WHAT TO WORK ON. Locate each line in the items below that contains the string "Anhang" and copy those lines in full.

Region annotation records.
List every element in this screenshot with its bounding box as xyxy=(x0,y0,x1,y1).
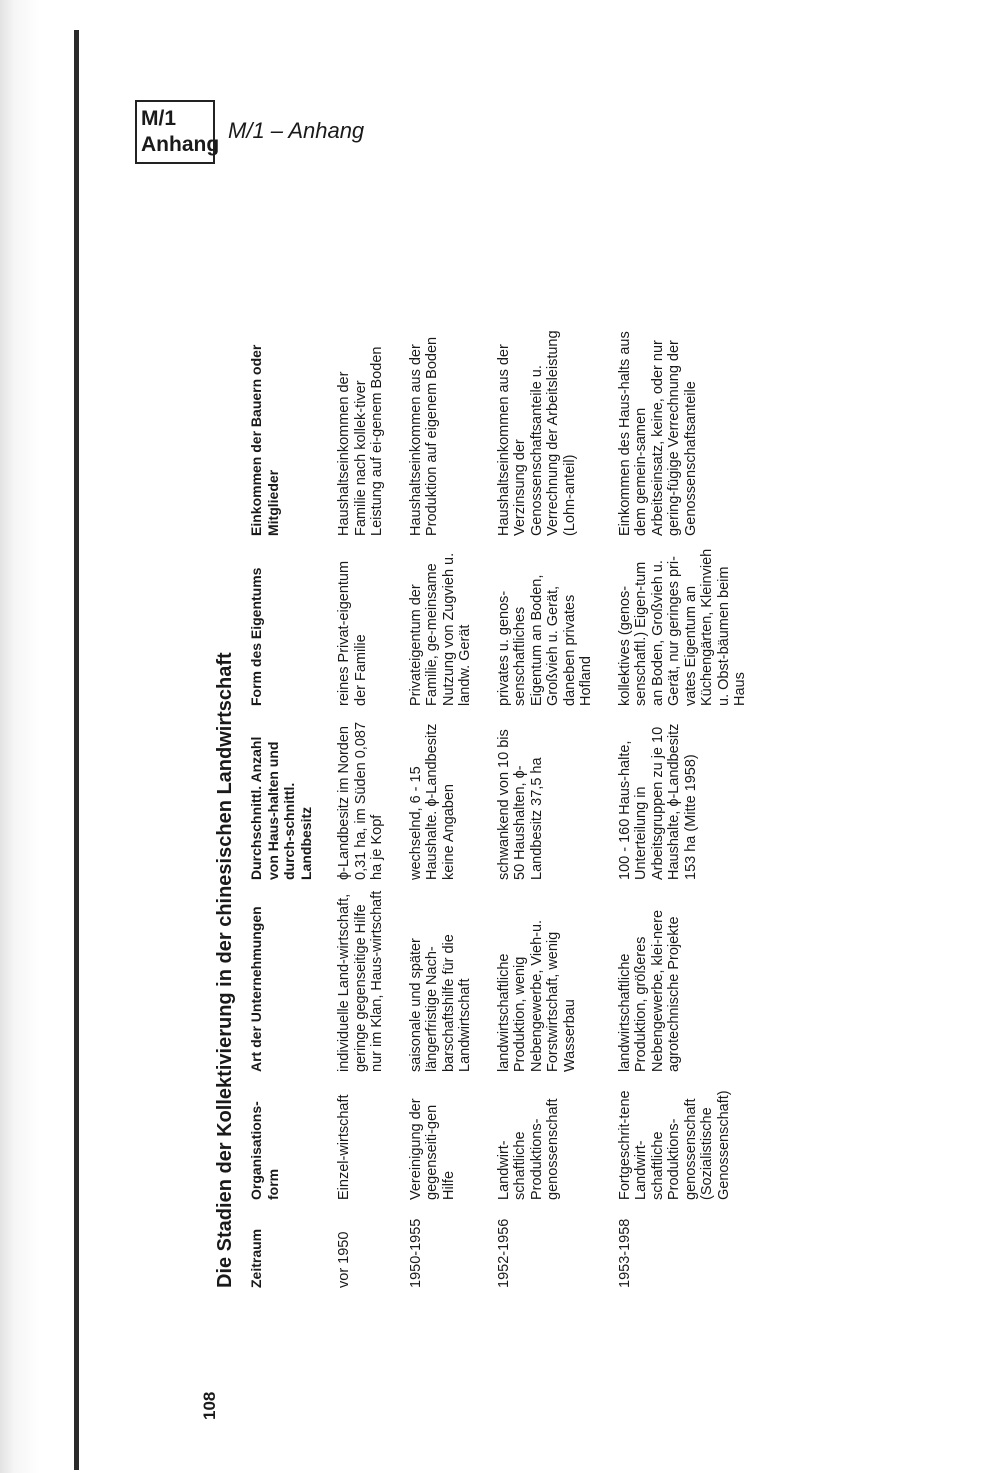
section-title: M/1 – Anhang xyxy=(228,118,365,143)
table-row xyxy=(496,316,617,1288)
cell-households: ϕ-Landbesitz im Norden 0,31 ha, im Süden 0,087 ha je Kopf xyxy=(336,721,385,880)
cell-org: Vereinigung der gegenseiti-gen Hilfe xyxy=(407,1098,457,1200)
table-header-row xyxy=(248,316,336,1288)
cell-income: Haushaltseinkommen der Familie nach kollek-tiver Leistung auf ei-genem Boden xyxy=(336,346,385,536)
table-row xyxy=(617,316,771,1288)
cell-households: schwankend von 10 bis 50 Haushalten, ϕ-Landbesitz 37,5 ha xyxy=(495,729,545,880)
cell-org: Einzel-wirtschaft xyxy=(336,1094,352,1200)
cell-income: Haushaltseinkommen aus der Verzinsung der Genossenschaftsanteile u. Verrechnung der Arbeitsleistung (Lohn-anteil) xyxy=(495,330,578,536)
cell-period: vor 1950 xyxy=(336,1231,352,1288)
column-header-ownership: Form des Eigentums xyxy=(248,567,264,706)
cell-type: landwirtschaftliche Produktion, wenig Nebengewerbe, Vieh-u. Forstwirtschaft, wenig Wasserbau xyxy=(495,919,578,1072)
table-row xyxy=(408,316,496,1288)
column-header-income: Einkommen der Bauern oder Mitglieder xyxy=(248,344,281,536)
cell-org: Landwirt-schaftliche Produktions-genossenschaft xyxy=(495,1098,561,1200)
cell-ownership: kollektives (genos-senschaftl.) Eigen-tum an Boden, Großvieh u. Gerät, nur geringes pri-vates Eigentum an Küchengärten, Kleinvieh u. Obst-bäumen beim Haus xyxy=(616,548,748,706)
cell-households: 100 - 160 Haus-halte, Unterteilung in Arbeitsgruppen zu je 10 Haushalte, ϕ-Landbesitz 153 ha (Mitte 1958) xyxy=(616,723,699,880)
table-title: Die Stadien der Kollektivierung in der chinesischen Landwirtschaft xyxy=(214,652,236,1288)
cell-period: 1950-1955 xyxy=(407,1218,424,1288)
section-badge-line2: Anhang xyxy=(141,133,220,156)
cell-type: individuelle Land-wirtschaft, geringe gegenseitige Hilfe nur im Klan, Haus-wirtschaft xyxy=(336,890,385,1072)
column-header-org: Organisations-form xyxy=(248,1101,281,1200)
cell-income: Haushaltseinkommen aus der Produktion auf eigenem Boden xyxy=(407,336,440,536)
cell-period: 1953-1958 xyxy=(616,1218,633,1288)
stages-table xyxy=(248,316,771,1288)
cell-income: Einkommen des Haus-halts aus dem gemein-samen Arbeitseinsatz, keine, oder nur gering-fügige Verrechnung der Genossenschaftsanteile xyxy=(616,331,699,536)
column-header-type: Art der Unternehmungen xyxy=(248,906,264,1072)
cell-households: wechselnd, 6 - 15 Haushalte. ϕ-Landbesitz keine Angaben xyxy=(407,723,457,880)
cell-period: 1952-1956 xyxy=(495,1218,512,1288)
cell-ownership: Privateigentum der Familie, ge-meinsame Nutzung von Zugvieh u. landw. Gerät xyxy=(407,552,473,706)
rotated-page-content xyxy=(200,150,800,1420)
cell-ownership: reines Privat-eigentum der Familie xyxy=(336,560,369,706)
cell-ownership: privates u. genos-senschaftliches Eigentum an Boden, Großvieh u. Gerät, daneben privates Hofland xyxy=(495,574,594,706)
table-row xyxy=(336,316,408,1288)
cell-type: saisonale und später längerfristige Nach-barschaftshilfe für die Landwirtschaft xyxy=(407,934,473,1072)
cell-type: landwirtschaftliche Produktion, größeres Nebengewerbe, klei-nere agrotechnische Projekte xyxy=(616,909,682,1072)
cell-org: Fortgeschrit-tene Landwirt-schaftliche Produktions-genossenschaft (Sozialistische Genossenschaft) xyxy=(616,1090,732,1200)
section-badge-line1: M/1 xyxy=(141,107,177,130)
scan-edge xyxy=(0,0,60,1473)
page-number: 108 xyxy=(200,1391,219,1420)
column-header-households: Durchschnittl. Anzahl von Haus-halten und durch-schnittl. Landbesitz xyxy=(248,736,314,880)
column-header-period: Zeitraum xyxy=(248,1228,264,1288)
binding-line xyxy=(74,30,79,1470)
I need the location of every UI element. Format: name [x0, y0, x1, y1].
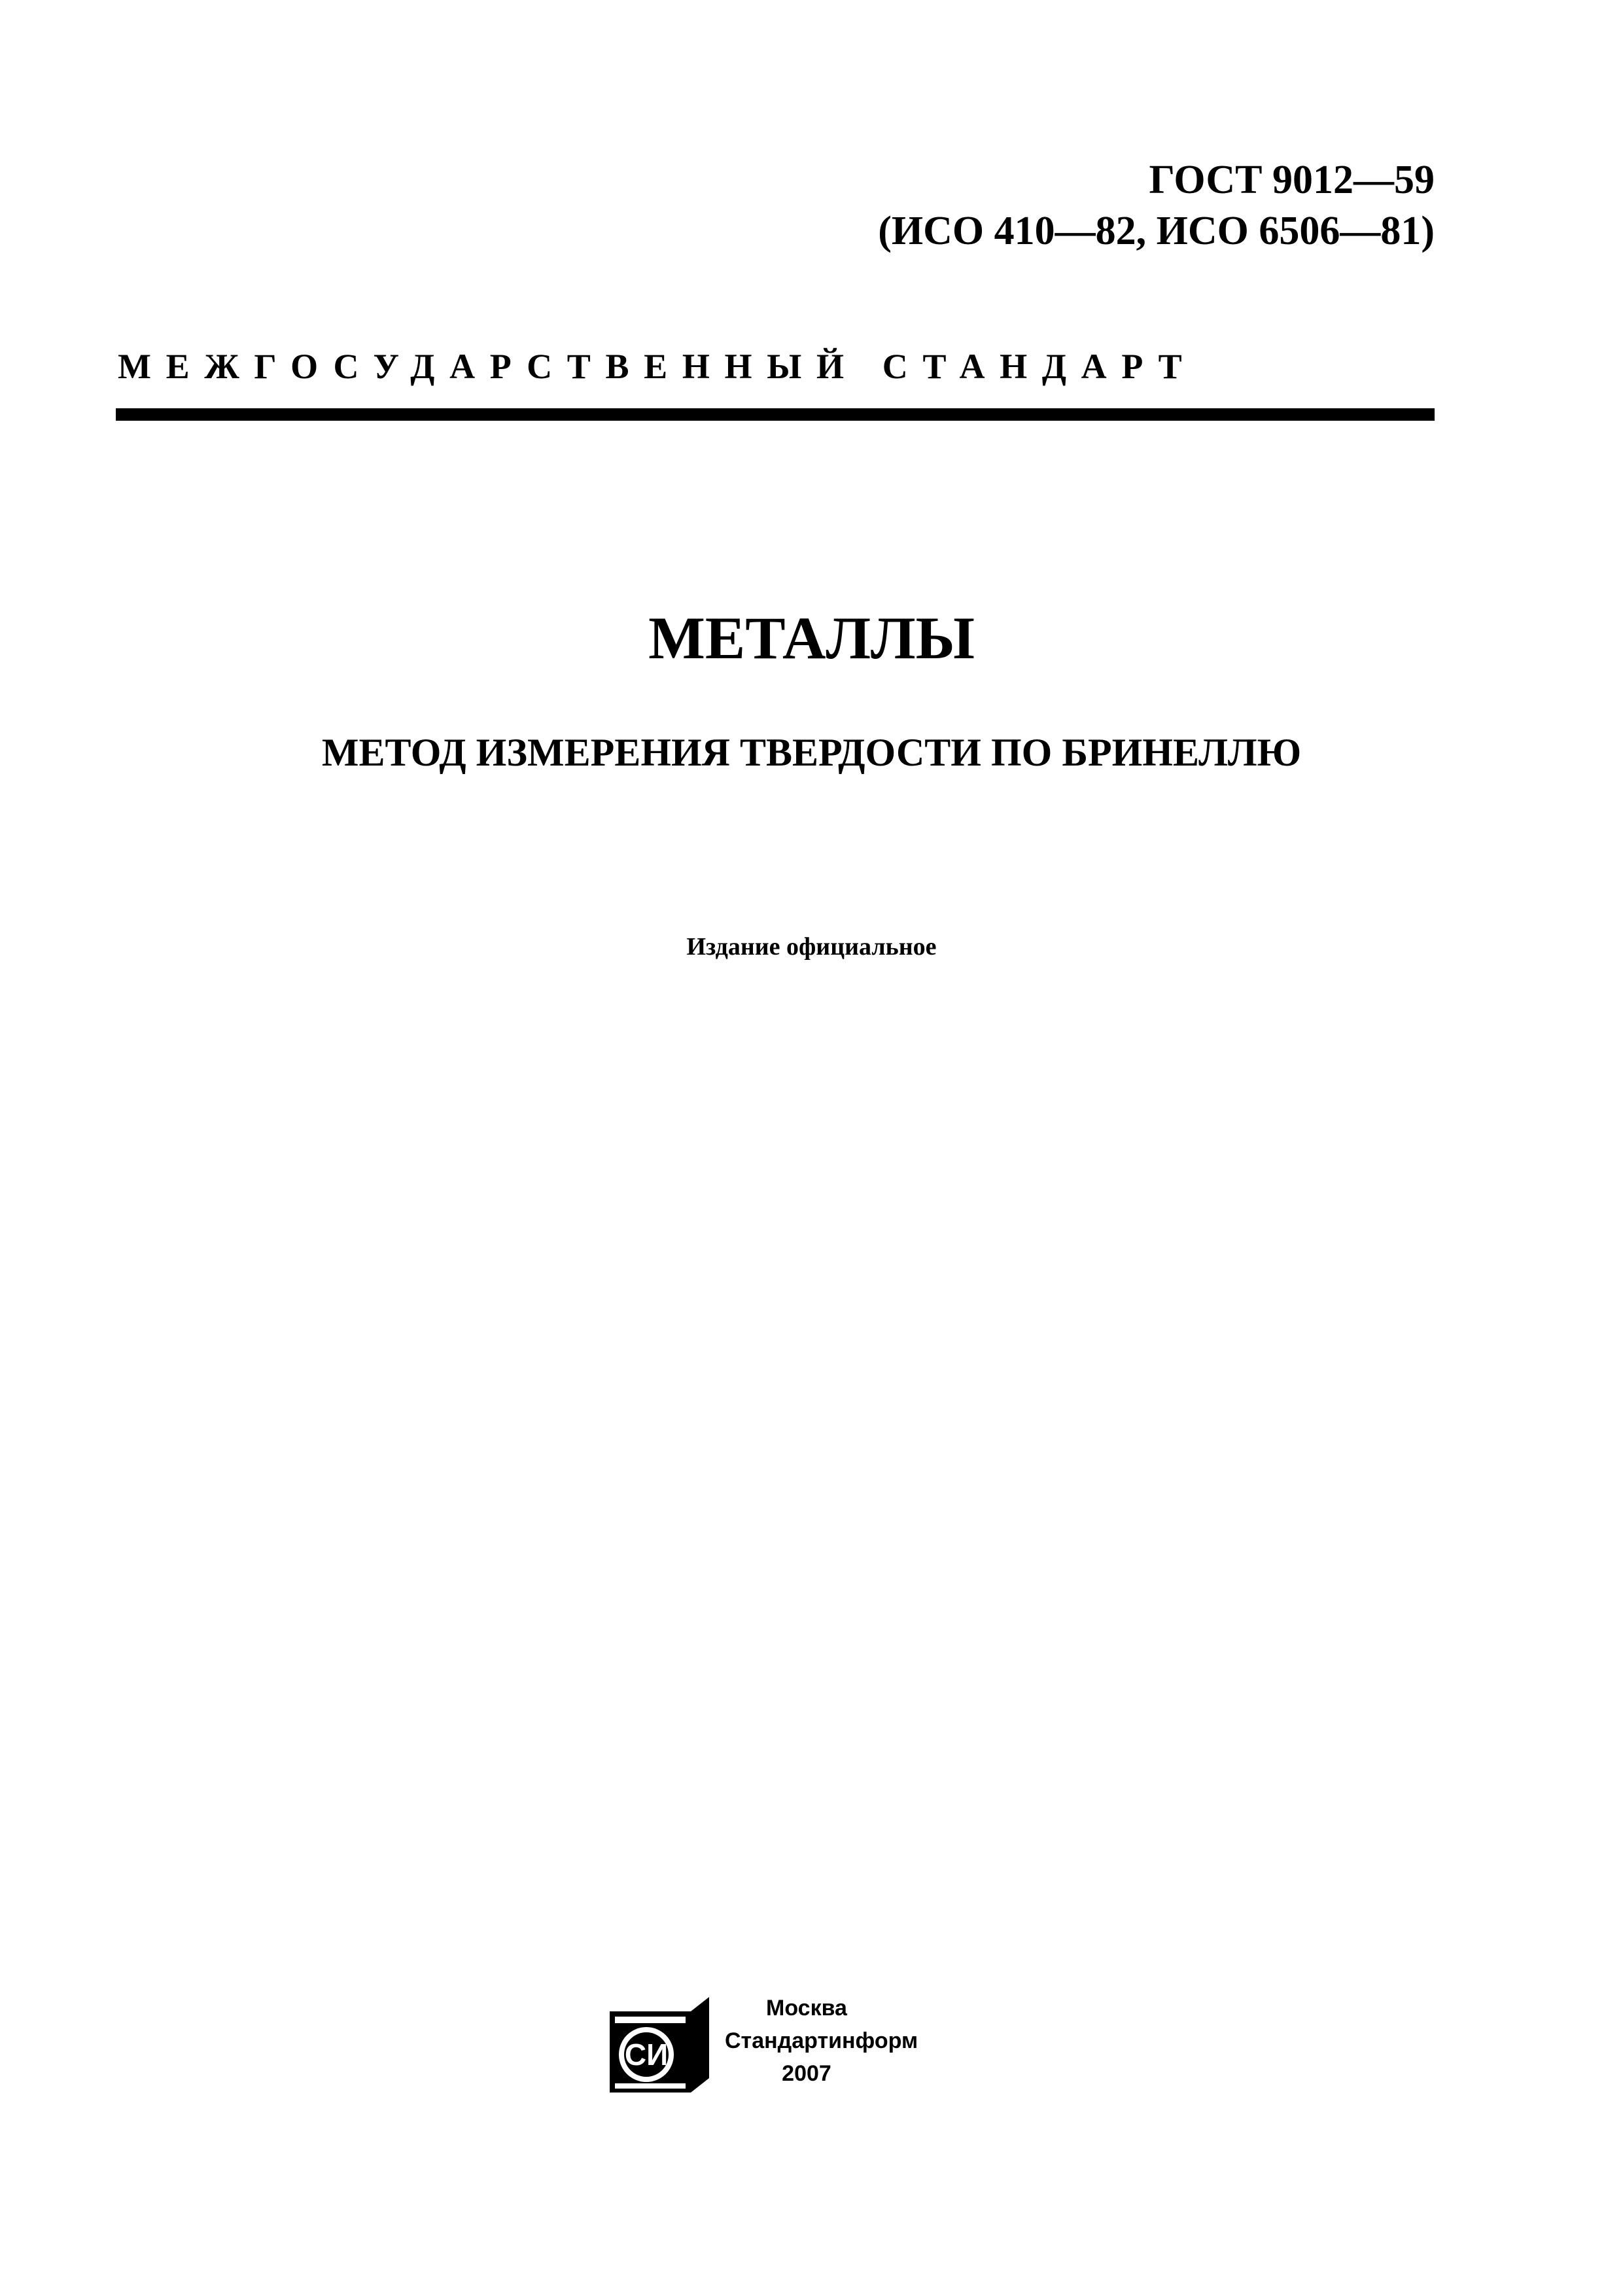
document-subtitle: МЕТОД ИЗМЕРЕНИЯ ТВЕРДОСТИ ПО БРИНЕЛЛЮ: [321, 731, 1302, 774]
standard-type-header: [118, 339, 1435, 394]
edition-note: Издание официальное: [686, 933, 937, 961]
imprint-year: 2007: [782, 2061, 831, 2086]
imprint-text: [725, 1992, 918, 2090]
document-title: МЕТАЛЛЫ: [648, 605, 975, 671]
logo-lettering: СИ: [624, 2038, 669, 2072]
imprint-city: Москва: [766, 1996, 847, 2021]
iso-equivalents: (ИСО 410—82, ИСО 6506—81): [878, 209, 1435, 253]
standard-type-label: МЕЖГОСУДАРСТВЕННЫЙ СТАНДАРТ: [118, 347, 1197, 386]
standard-number: ГОСТ 9012—59: [1149, 158, 1435, 202]
publisher-imprint: [610, 1992, 918, 2103]
standartinform-logo-icon: [610, 1997, 709, 2096]
imprint-publisher: Стандартинформ: [725, 2028, 918, 2053]
header-divider: [116, 408, 1435, 421]
standard-designation: [878, 154, 1435, 256]
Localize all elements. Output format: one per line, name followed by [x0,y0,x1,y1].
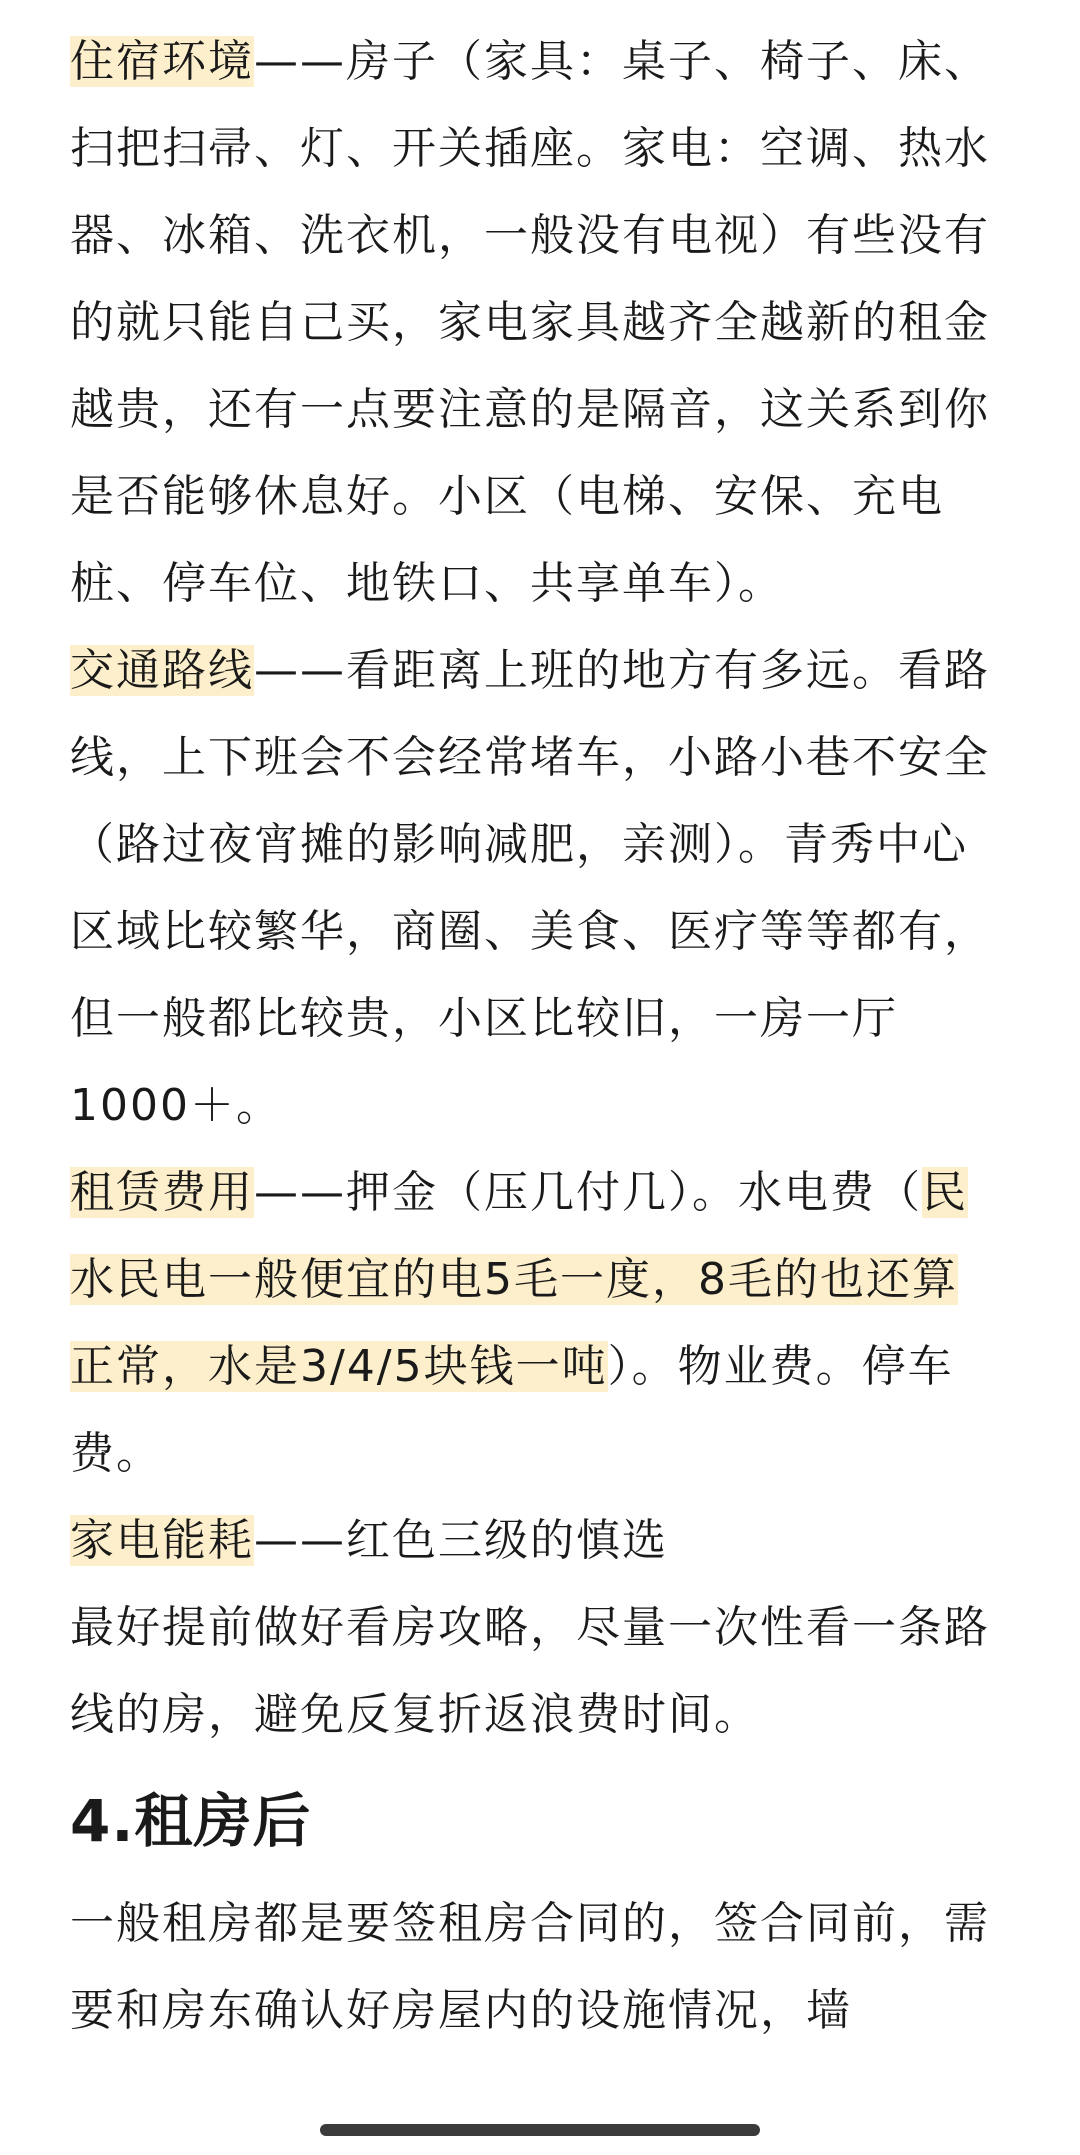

RESPONSE TO THE EXERCISE.
section-title: M/1 – Anhang xyxy=(228,118,365,143)
section-badge-line2: Anhang xyxy=(141,133,220,156)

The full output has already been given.